**What to work on:**
Compute how many lines in the entries below contain "time", and output nothing but the number.

☆ ☆ ☆ ☆

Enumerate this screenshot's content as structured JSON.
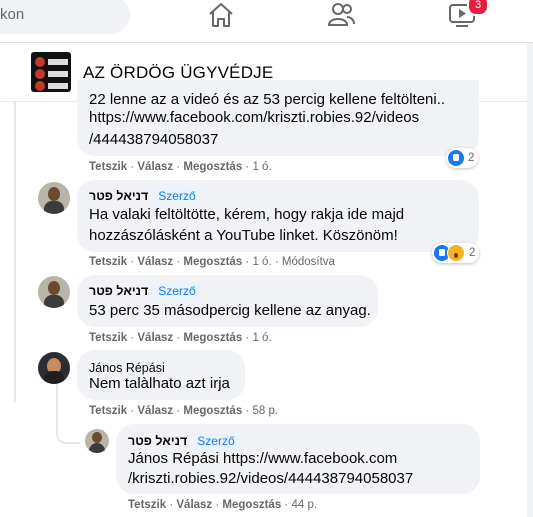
{
  "nav": {
    "search_placeholder": "kon",
    "icons": [
      "home-icon",
      "groups-icon",
      "watch-icon"
    ],
    "watch_badge": "3"
  },
  "group": {
    "title": "AZ ÖRDÖG ÜGYVÉDJE"
  },
  "actions": {
    "like": "Tetszik",
    "reply": "Válasz",
    "share": "Megosztás",
    "edited": "Módosítva"
  },
  "author_badge": "Szerző",
  "comments": [
    {
      "text_cut": "22 lenne az a videó és az 53 percig kellene feltölteni..",
      "text": "https://www.facebook.com/kriszti.robies.92/videos/444438794058037",
      "line1": "https://www.facebook.com/kriszti.robies.92/videos",
      "line2": "/444438794058037",
      "time": "1 ó.",
      "reactions": "2"
    },
    {
      "author": "דניאל פטר",
      "line1": "Ha valaki feltöltötte, kérem, hogy rakja ide majd",
      "line2": "hozzászólásként a YouTube linket. Köszönöm!",
      "time": "1 ó.",
      "reactions": "2"
    },
    {
      "author": "דניאל פטר",
      "text": "53 perc 35 másodpercig kellene az anyag.",
      "time": "1 ó."
    },
    {
      "author": "János Répási",
      "text": "Nem talàlhato azt irja",
      "time": "58 p."
    },
    {
      "author": "דניאל פטר",
      "line1": "János Répási https://www.facebook.com",
      "line2": "/kriszti.robies.92/videos/444438794058037",
      "time": "44 p."
    }
  ]
}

☆ ☆ ☆ ☆

**Exercise result:**
5